■ Written task ■
Reproduce each of the following entries verbatim, keeping every line unchanged.

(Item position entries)
>>>
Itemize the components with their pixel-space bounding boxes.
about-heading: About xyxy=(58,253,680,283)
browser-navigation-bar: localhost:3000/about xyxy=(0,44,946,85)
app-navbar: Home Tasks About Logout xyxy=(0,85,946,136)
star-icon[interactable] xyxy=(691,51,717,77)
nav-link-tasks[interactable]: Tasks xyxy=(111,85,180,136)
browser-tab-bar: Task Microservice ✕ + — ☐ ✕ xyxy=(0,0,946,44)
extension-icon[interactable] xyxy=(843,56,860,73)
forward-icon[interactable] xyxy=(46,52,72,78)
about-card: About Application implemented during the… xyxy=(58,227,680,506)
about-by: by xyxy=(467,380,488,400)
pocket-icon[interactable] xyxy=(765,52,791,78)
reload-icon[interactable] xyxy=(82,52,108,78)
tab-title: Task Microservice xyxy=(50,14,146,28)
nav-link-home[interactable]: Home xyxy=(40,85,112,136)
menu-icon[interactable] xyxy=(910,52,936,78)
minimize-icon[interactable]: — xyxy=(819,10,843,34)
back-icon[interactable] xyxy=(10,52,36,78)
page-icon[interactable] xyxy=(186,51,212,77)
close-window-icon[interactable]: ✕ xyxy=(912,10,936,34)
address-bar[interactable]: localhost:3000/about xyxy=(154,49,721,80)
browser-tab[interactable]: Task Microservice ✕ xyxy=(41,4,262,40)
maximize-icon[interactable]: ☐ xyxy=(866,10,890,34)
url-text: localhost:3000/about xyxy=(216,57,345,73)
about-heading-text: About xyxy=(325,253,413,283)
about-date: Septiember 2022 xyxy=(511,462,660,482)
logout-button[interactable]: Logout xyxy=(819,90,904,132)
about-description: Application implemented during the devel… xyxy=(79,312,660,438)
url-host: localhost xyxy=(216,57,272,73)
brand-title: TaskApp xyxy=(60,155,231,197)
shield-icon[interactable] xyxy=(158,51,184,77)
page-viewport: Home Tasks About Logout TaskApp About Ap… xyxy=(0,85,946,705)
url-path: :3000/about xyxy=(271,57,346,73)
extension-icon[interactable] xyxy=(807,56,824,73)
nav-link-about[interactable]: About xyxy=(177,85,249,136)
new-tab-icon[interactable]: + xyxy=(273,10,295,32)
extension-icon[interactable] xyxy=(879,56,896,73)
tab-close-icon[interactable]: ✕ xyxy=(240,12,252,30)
<<<
■ Exercise solution ■
Itemize the components with their pixel-space bounding boxes.
about-heading: About xyxy=(58,253,680,283)
browser-navigation-bar: localhost:3000/about xyxy=(0,44,946,85)
app-navbar: Home Tasks About Logout xyxy=(0,85,946,136)
star-icon[interactable] xyxy=(691,51,717,77)
nav-link-tasks[interactable]: Tasks xyxy=(111,85,180,136)
browser-tab-bar: Task Microservice ✕ + — ☐ ✕ xyxy=(0,0,946,44)
extension-icon[interactable] xyxy=(843,56,860,73)
forward-icon[interactable] xyxy=(46,52,72,78)
about-card: About Application implemented during the… xyxy=(58,227,680,506)
about-by: by xyxy=(467,380,488,400)
pocket-icon[interactable] xyxy=(765,52,791,78)
reload-icon[interactable] xyxy=(82,52,108,78)
tab-title: Task Microservice xyxy=(50,14,146,28)
nav-link-home[interactable]: Home xyxy=(40,85,112,136)
menu-icon[interactable] xyxy=(910,52,936,78)
minimize-icon[interactable]: — xyxy=(819,10,843,34)
back-icon[interactable] xyxy=(10,52,36,78)
page-icon[interactable] xyxy=(186,51,212,77)
close-window-icon[interactable]: ✕ xyxy=(912,10,936,34)
address-bar[interactable]: localhost:3000/about xyxy=(154,49,721,80)
browser-tab[interactable]: Task Microservice ✕ xyxy=(41,4,262,40)
maximize-icon[interactable]: ☐ xyxy=(866,10,890,34)
url-text: localhost:3000/about xyxy=(216,57,345,73)
about-heading-text: About xyxy=(325,253,413,283)
about-date: Septiember 2022 xyxy=(511,462,660,482)
logout-button[interactable]: Logout xyxy=(819,90,904,132)
about-description: Application implemented during the devel… xyxy=(79,312,660,438)
url-host: localhost xyxy=(216,57,272,73)
brand-title: TaskApp xyxy=(60,155,231,197)
shield-icon[interactable] xyxy=(158,51,184,77)
page-viewport: Home Tasks About Logout TaskApp About Ap… xyxy=(0,85,946,705)
url-path: :3000/about xyxy=(271,57,346,73)
extension-icon[interactable] xyxy=(807,56,824,73)
nav-link-about[interactable]: About xyxy=(177,85,249,136)
new-tab-icon[interactable]: + xyxy=(273,10,295,32)
extension-icon[interactable] xyxy=(879,56,896,73)
tab-close-icon[interactable]: ✕ xyxy=(240,12,252,30)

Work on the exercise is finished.